[Start Data shown]

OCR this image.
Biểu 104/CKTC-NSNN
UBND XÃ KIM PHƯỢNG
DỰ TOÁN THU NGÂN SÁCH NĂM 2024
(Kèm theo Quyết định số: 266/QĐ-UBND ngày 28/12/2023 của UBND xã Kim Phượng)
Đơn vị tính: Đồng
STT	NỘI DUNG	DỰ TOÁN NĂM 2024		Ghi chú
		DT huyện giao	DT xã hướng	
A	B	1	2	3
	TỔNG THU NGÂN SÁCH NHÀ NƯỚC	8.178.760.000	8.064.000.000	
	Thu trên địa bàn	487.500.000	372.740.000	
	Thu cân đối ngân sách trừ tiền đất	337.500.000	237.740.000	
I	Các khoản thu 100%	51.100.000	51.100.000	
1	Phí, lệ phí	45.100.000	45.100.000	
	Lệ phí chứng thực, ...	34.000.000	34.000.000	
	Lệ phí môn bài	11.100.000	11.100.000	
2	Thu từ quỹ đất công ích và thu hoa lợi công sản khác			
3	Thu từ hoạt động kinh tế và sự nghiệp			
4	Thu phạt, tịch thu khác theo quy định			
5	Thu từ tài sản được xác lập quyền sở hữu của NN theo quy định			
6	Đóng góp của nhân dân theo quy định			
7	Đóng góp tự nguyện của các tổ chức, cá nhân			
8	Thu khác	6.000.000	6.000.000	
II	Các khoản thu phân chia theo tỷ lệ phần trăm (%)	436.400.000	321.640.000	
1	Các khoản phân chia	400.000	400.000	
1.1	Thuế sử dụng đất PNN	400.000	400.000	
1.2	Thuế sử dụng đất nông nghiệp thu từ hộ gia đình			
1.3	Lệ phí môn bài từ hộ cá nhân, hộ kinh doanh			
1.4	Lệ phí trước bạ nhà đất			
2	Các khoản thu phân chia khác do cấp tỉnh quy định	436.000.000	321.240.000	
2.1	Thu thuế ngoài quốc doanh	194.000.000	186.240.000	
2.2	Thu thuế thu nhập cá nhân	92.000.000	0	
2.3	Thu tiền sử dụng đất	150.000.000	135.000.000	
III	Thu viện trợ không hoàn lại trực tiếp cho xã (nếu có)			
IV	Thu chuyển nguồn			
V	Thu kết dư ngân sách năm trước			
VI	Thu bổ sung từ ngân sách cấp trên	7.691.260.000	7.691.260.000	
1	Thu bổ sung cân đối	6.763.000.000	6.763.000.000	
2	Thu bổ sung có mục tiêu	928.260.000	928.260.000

[End Data shown]

• [What is expected] Say, as a number only, how many lines of the data contain "sung".

• [Written reply] 3